**What is being asked**.
Write the listing below out again exactly, dropping the images.

**Data supplied**.
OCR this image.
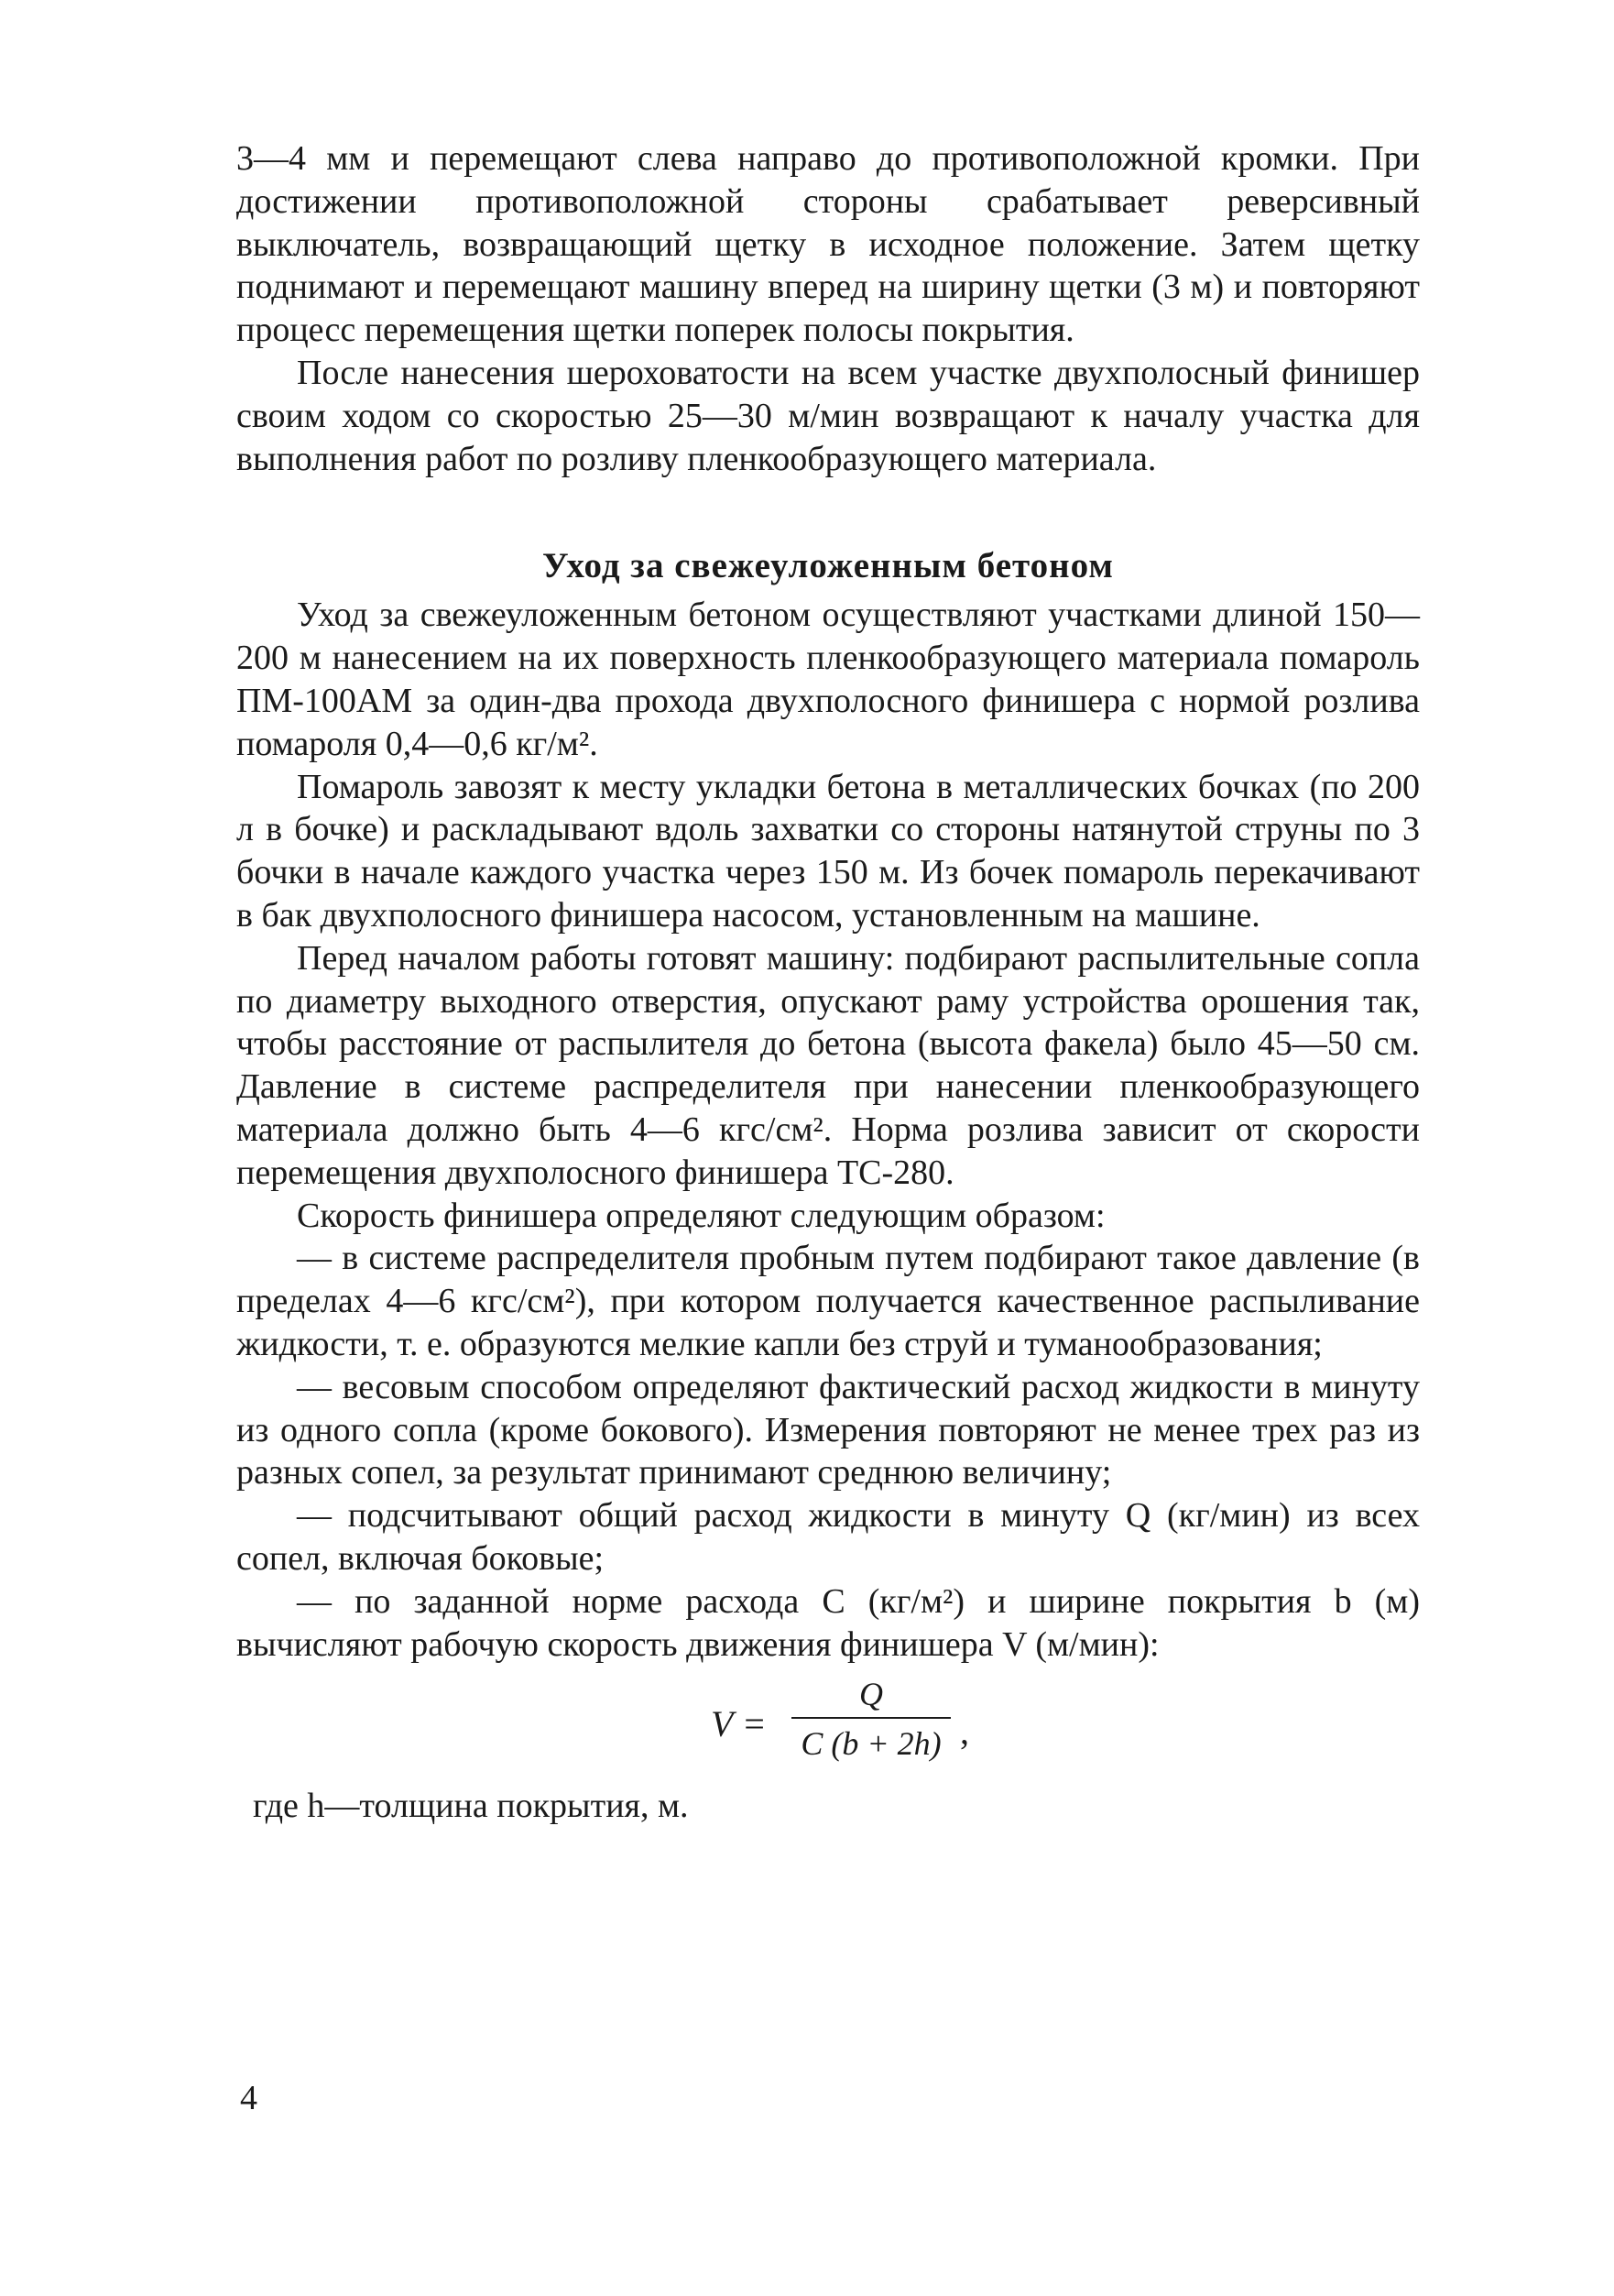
3—4 мм и перемещают слева направо до противоположной кромки. При достижении противоположной стороны срабатывает реверсивный выключатель, возвращающий щетку в исходное положение. Затем щетку поднимают и перемещают машину вперед на ширину щетки (3 м) и повторяют процесс перемещения щетки поперек полосы покрытия.

После нанесения шероховатости на всем участке двухполосный финишер своим ходом со скоростью 25—30 м/мин возвращают к началу участка для выполнения работ по розливу пленкообразующего материала.

Уход за свежеуложенным бетоном

Уход за свежеуложенным бетоном осуществляют участками длиной 150—200 м нанесением на их поверхность пленкообразующего материала помароль ПМ-100АМ за один-два прохода двухполосного финишера с нормой розлива помароля 0,4—0,6 кг/м².

Помароль завозят к месту укладки бетона в металлических бочках (по 200 л в бочке) и раскладывают вдоль захватки со стороны натянутой струны по 3 бочки в начале каждого участка через 150 м. Из бочек помароль перекачивают в бак двухполосного финишера насосом, установленным на машине.

Перед началом работы готовят машину: подбирают распылительные сопла по диаметру выходного отверстия, опускают раму устройства орошения так, чтобы расстояние от распылителя до бетона (высота факела) было 45—50 см. Давление в системе распределителя при нанесении пленкообразующего материала должно быть 4—6 кгс/см². Норма розлива зависит от скорости перемещения двухполосного финишера ТС-280.

Скорость финишера определяют следующим образом:

— в системе распределителя пробным путем подбирают такое давление (в пределах 4—6 кгс/см²), при котором получается качественное распыливание жидкости, т. е. образуются мелкие капли без струй и туманообразования;

— весовым способом определяют фактический расход жидкости в минуту из одного сопла (кроме бокового). Измерения повторяют не менее трех раз из разных сопел, за результат принимают среднюю величину;

— подсчитывают общий расход жидкости в минуту Q (кг/мин) из всех сопел, включая боковые;

— по заданной норме расхода С (кг/м²) и ширине покрытия b (м) вычисляют рабочую скорость движения финишера V (м/мин):

V =
Q
C (b + 2h) ,

где h—толщина покрытия, м.

4
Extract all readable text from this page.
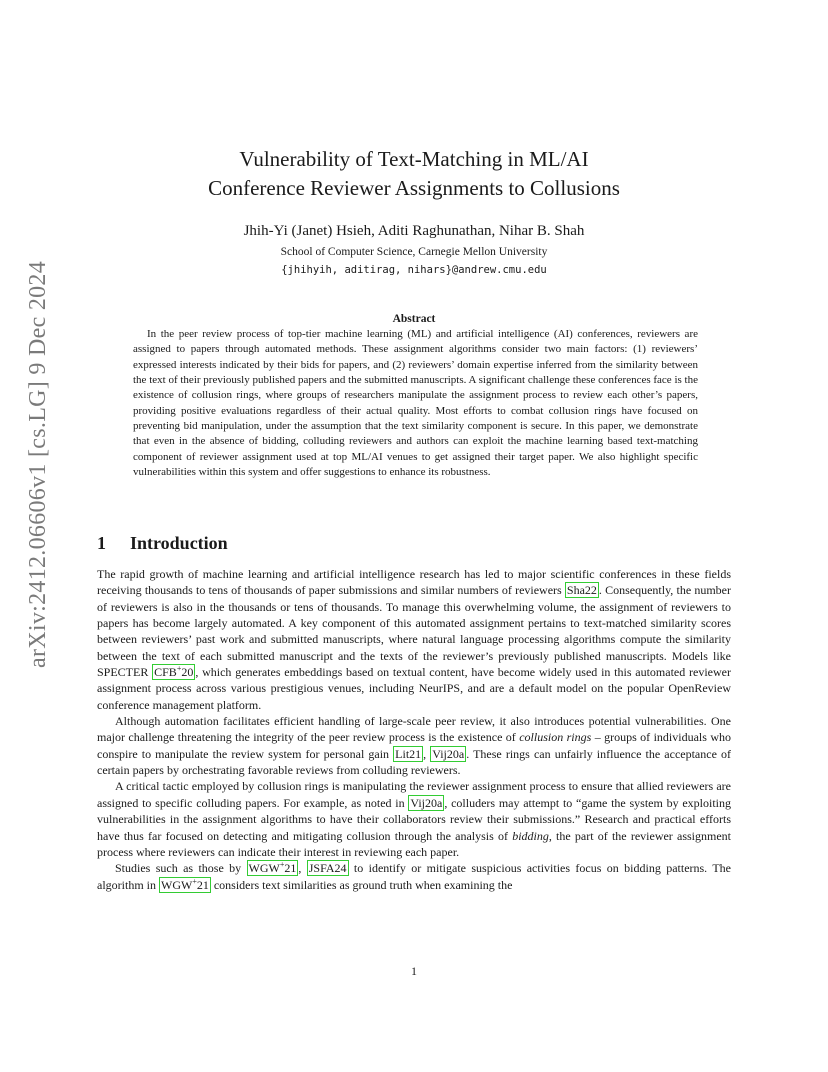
arXiv:2412.06606v1 [cs.LG] 9 Dec 2024
Vulnerability of Text-Matching in ML/AI
Conference Reviewer Assignments to Collusions
Jhih-Yi (Janet) Hsieh, Aditi Raghunathan, Nihar B. Shah
School of Computer Science, Carnegie Mellon University
{jhihyih, aditirag, nihars}@andrew.cmu.edu
Abstract

In the peer review process of top-tier machine learning (ML) and artificial intelligence (AI) conferences, reviewers are assigned to papers through automated methods. These assignment algorithms consider two main factors: (1) reviewers’ expressed interests indicated by their bids for papers, and (2) reviewers’ domain expertise inferred from the similarity between the text of their previously published papers and the submitted manuscripts. A significant challenge these conferences face is the existence of collusion rings, where groups of researchers manipulate the assignment process to review each other’s papers, providing positive evaluations regardless of their actual quality. Most efforts to combat collusion rings have focused on preventing bid manipulation, under the assumption that the text similarity component is secure. In this paper, we demonstrate that even in the absence of bidding, colluding reviewers and authors can exploit the machine learning based text-matching component of reviewer assignment used at top ML/AI venues to get assigned their target paper. We also highlight specific vulnerabilities within this system and offer suggestions to enhance its robustness.

1 Introduction

The rapid growth of machine learning and artificial intelligence research has led to major scientific conferences in these fields receiving thousands to tens of thousands of paper submissions and similar numbers of reviewers Sha22 . Consequently, the number of reviewers is also in the thousands or tens of thousands. To manage this overwhelming volume, the assignment of reviewers to papers has become largely automated. A key component of this automated assignment pertains to text-matched similarity scores between reviewers’ past work and submitted manuscripts, where natural language processing algorithms compute the similarity between the text of each submitted manuscript and the texts of the reviewer’s previously published manuscripts. Models like SPECTER CFB+20 , which generates embeddings based on textual content, have become widely used in this automated reviewer assignment process across various prestigious venues, including NeurIPS, and are a default model on the popular OpenReview conference management platform.

Although automation facilitates efficient handling of large-scale peer review, it also introduces potential vulnerabilities. One major challenge threatening the integrity of the peer review process is the existence of collusion rings – groups of individuals who conspire to manipulate the review system for personal gain Lit21 , Vij20a . These rings can unfairly influence the acceptance of certain papers by orchestrating favorable reviews from colluding reviewers.

A critical tactic employed by collusion rings is manipulating the reviewer assignment process to ensure that allied reviewers are assigned to specific colluding papers. For example, as noted in Vij20a , colluders may attempt to “game the system by exploiting vulnerabilities in the assignment algorithms to have their collaborators review their submissions.” Research and practical efforts have thus far focused on detecting and mitigating collusion through the analysis of bidding, the part of the reviewer assignment process where reviewers can indicate their interest in reviewing each paper.

Studies such as those by WGW+21 , JSFA24 to identify or mitigate suspicious activities focus on bidding patterns. The algorithm in WGW+21 considers text similarities as ground truth when examining the

1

**Answer to the problem**.
OCR this image.
3—4 мм и перемещают слева направо до противоположной кромки. При достижении противоположной стороны срабатывает реверсивный выключатель, возвращающий щетку в исходное положение. Затем щетку поднимают и перемещают машину вперед на ширину щетки (3 м) и повторяют процесс перемещения щетки поперек полосы покрытия.

После нанесения шероховатости на всем участке двухполосный финишер своим ходом со скоростью 25—30 м/мин возвращают к началу участка для выполнения работ по розливу пленкообразующего материала.

Уход за свежеуложенным бетоном

Уход за свежеуложенным бетоном осуществляют участками длиной 150—200 м нанесением на их поверхность пленкообразующего материала помароль ПМ-100АМ за один-два прохода двухполосного финишера с нормой розлива помароля 0,4—0,6 кг/м².

Помароль завозят к месту укладки бетона в металлических бочках (по 200 л в бочке) и раскладывают вдоль захватки со стороны натянутой струны по 3 бочки в начале каждого участка через 150 м. Из бочек помароль перекачивают в бак двухполосного финишера насосом, установленным на машине.

Перед началом работы готовят машину: подбирают распылительные сопла по диаметру выходного отверстия, опускают раму устройства орошения так, чтобы расстояние от распылителя до бетона (высота факела) было 45—50 см. Давление в системе распределителя при нанесении пленкообразующего материала должно быть 4—6 кгс/см². Норма розлива зависит от скорости перемещения двухполосного финишера ТС-280.

Скорость финишера определяют следующим образом:

— в системе распределителя пробным путем подбирают такое давление (в пределах 4—6 кгс/см²), при котором получается качественное распыливание жидкости, т. е. образуются мелкие капли без струй и туманообразования;

— весовым способом определяют фактический расход жидкости в минуту из одного сопла (кроме бокового). Измерения повторяют не менее трех раз из разных сопел, за результат принимают среднюю величину;

— подсчитывают общий расход жидкости в минуту Q (кг/мин) из всех сопел, включая боковые;

— по заданной норме расхода С (кг/м²) и ширине покрытия b (м) вычисляют рабочую скорость движения финишера V (м/мин):

V =
Q
C (b + 2h) ,

где h—толщина покрытия, м.

4
Extract all readable text from this page.
arXiv:2412.06606v1 [cs.LG] 9 Dec 2024
Vulnerability of Text-Matching in ML/AI
Conference Reviewer Assignments to Collusions
Jhih-Yi (Janet) Hsieh, Aditi Raghunathan, Nihar B. Shah
School of Computer Science, Carnegie Mellon University
{jhihyih, aditirag, nihars}@andrew.cmu.edu
Abstract

In the peer review process of top-tier machine learning (ML) and artificial intelligence (AI) conferences, reviewers are assigned to papers through automated methods. These assignment algorithms consider two main factors: (1) reviewers’ expressed interests indicated by their bids for papers, and (2) reviewers’ domain expertise inferred from the similarity between the text of their previously published papers and the submitted manuscripts. A significant challenge these conferences face is the existence of collusion rings, where groups of researchers manipulate the assignment process to review each other’s papers, providing positive evaluations regardless of their actual quality. Most efforts to combat collusion rings have focused on preventing bid manipulation, under the assumption that the text similarity component is secure. In this paper, we demonstrate that even in the absence of bidding, colluding reviewers and authors can exploit the machine learning based text-matching component of reviewer assignment used at top ML/AI venues to get assigned their target paper. We also highlight specific vulnerabilities within this system and offer suggestions to enhance its robustness.

1 Introduction

The rapid growth of machine learning and artificial intelligence research has led to major scientific conferences in these fields receiving thousands to tens of thousands of paper submissions and similar numbers of reviewers Sha22 . Consequently, the number of reviewers is also in the thousands or tens of thousands. To manage this overwhelming volume, the assignment of reviewers to papers has become largely automated. A key component of this automated assignment pertains to text-matched similarity scores between reviewers’ past work and submitted manuscripts, where natural language processing algorithms compute the similarity between the text of each submitted manuscript and the texts of the reviewer’s previously published manuscripts. Models like SPECTER CFB+20 , which generates embeddings based on textual content, have become widely used in this automated reviewer assignment process across various prestigious venues, including NeurIPS, and are a default model on the popular OpenReview conference management platform.

Although automation facilitates efficient handling of large-scale peer review, it also introduces potential vulnerabilities. One major challenge threatening the integrity of the peer review process is the existence of collusion rings – groups of individuals who conspire to manipulate the review system for personal gain Lit21 , Vij20a . These rings can unfairly influence the acceptance of certain papers by orchestrating favorable reviews from colluding reviewers.

A critical tactic employed by collusion rings is manipulating the reviewer assignment process to ensure that allied reviewers are assigned to specific colluding papers. For example, as noted in Vij20a , colluders may attempt to “game the system by exploiting vulnerabilities in the assignment algorithms to have their collaborators review their submissions.” Research and practical efforts have thus far focused on detecting and mitigating collusion through the analysis of bidding, the part of the reviewer assignment process where reviewers can indicate their interest in reviewing each paper.

Studies such as those by WGW+21 , JSFA24 to identify or mitigate suspicious activities focus on bidding patterns. The algorithm in WGW+21 considers text similarities as ground truth when examining the

1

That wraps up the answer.